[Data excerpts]

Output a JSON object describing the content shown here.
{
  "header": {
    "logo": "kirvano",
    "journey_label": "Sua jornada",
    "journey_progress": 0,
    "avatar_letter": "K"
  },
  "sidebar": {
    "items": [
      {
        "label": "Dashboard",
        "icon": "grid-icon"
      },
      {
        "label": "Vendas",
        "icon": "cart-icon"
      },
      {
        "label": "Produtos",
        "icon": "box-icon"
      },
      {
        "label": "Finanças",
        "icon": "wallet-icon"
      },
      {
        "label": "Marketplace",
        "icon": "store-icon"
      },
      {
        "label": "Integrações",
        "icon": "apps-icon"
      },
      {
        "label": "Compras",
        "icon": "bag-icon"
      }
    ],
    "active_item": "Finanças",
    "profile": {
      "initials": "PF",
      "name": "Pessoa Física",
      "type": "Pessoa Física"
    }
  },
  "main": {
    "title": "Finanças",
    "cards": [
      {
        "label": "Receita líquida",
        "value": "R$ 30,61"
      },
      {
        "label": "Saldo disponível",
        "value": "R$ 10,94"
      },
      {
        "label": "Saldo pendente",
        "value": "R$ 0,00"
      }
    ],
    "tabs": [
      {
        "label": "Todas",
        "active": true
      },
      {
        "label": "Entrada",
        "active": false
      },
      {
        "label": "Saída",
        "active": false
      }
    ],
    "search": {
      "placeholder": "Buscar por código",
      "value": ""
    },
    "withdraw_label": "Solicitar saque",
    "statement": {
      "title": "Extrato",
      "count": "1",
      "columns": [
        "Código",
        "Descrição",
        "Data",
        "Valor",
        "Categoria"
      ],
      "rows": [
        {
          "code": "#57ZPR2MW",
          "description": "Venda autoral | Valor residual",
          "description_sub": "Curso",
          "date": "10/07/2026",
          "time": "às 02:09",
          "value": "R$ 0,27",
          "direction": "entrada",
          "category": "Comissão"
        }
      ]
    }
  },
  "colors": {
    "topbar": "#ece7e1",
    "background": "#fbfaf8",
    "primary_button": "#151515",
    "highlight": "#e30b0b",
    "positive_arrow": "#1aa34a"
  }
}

__To be done__: Gather all the lines that include the word "Saldo" and copy them out.

__The reply__:
        "label": "Saldo disponível",
        "label": "Saldo pendente",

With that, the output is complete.